Data listing:
#####

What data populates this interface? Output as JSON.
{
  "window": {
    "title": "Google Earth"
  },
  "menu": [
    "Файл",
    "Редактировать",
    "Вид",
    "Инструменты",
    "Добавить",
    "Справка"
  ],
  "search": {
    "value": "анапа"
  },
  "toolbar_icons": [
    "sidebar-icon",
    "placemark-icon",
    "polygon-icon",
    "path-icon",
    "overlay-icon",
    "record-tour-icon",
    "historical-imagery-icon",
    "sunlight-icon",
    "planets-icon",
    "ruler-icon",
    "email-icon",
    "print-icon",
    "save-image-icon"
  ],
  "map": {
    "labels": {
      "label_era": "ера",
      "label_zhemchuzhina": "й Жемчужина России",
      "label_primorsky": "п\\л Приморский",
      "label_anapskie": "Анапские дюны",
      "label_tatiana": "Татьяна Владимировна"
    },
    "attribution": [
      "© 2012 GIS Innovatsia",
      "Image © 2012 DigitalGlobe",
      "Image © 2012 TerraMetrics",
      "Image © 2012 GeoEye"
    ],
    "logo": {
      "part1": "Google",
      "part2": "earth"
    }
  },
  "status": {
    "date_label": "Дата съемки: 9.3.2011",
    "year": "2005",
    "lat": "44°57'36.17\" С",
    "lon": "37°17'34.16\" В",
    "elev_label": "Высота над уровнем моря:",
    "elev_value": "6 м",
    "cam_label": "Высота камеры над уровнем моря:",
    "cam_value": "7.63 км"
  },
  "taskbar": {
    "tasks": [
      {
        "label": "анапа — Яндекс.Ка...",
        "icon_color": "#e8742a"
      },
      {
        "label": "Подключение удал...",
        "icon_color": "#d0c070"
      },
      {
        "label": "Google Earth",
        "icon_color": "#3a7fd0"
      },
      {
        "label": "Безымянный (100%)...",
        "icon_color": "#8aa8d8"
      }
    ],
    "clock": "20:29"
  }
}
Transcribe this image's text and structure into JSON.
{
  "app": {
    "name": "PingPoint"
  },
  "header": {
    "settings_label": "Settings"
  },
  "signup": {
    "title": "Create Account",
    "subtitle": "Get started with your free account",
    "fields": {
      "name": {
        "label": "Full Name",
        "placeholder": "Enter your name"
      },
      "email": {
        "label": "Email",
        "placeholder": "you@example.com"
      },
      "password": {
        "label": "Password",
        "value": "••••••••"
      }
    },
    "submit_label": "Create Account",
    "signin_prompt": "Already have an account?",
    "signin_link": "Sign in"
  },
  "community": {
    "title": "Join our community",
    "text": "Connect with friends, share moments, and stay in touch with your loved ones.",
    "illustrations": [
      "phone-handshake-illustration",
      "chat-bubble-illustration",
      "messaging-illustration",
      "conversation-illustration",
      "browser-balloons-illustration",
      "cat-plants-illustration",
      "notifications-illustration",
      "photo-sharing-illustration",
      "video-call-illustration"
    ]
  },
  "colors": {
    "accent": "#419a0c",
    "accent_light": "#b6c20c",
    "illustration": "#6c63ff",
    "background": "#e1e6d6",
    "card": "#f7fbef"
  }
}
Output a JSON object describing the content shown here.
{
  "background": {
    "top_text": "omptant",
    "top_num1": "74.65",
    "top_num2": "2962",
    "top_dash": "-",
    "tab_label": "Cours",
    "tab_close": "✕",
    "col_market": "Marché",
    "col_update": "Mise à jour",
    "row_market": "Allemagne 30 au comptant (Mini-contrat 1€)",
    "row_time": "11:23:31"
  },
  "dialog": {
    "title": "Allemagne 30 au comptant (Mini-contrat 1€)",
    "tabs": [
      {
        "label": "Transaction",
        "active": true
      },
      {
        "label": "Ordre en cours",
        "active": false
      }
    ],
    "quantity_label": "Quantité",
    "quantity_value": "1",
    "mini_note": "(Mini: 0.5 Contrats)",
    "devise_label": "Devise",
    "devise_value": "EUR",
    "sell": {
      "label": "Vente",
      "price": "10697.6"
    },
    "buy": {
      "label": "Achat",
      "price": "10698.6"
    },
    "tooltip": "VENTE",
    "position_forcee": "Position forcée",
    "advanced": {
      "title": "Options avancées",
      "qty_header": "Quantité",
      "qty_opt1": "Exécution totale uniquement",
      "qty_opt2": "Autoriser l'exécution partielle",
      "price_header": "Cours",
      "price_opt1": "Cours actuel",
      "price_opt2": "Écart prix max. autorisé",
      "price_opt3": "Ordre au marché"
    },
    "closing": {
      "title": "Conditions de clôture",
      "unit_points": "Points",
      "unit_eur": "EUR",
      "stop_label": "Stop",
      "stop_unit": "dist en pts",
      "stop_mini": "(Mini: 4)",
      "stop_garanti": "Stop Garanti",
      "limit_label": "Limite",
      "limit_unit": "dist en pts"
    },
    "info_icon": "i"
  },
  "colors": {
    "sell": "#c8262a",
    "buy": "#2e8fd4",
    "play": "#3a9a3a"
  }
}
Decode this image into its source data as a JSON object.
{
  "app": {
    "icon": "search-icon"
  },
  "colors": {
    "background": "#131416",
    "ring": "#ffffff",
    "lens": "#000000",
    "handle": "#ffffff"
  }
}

#####

Job: Reproduce, word for word, every line starting at the line that contains "Decode this image" and ending with the final line of the entries.

Final result:
Decode this image into its source data as a JSON object.
{
  "app": {
    "icon": "search-icon"
  },
  "colors": {
    "background": "#131416",
    "ring": "#ffffff",
    "lens": "#000000",
    "handle": "#ffffff"
  }
}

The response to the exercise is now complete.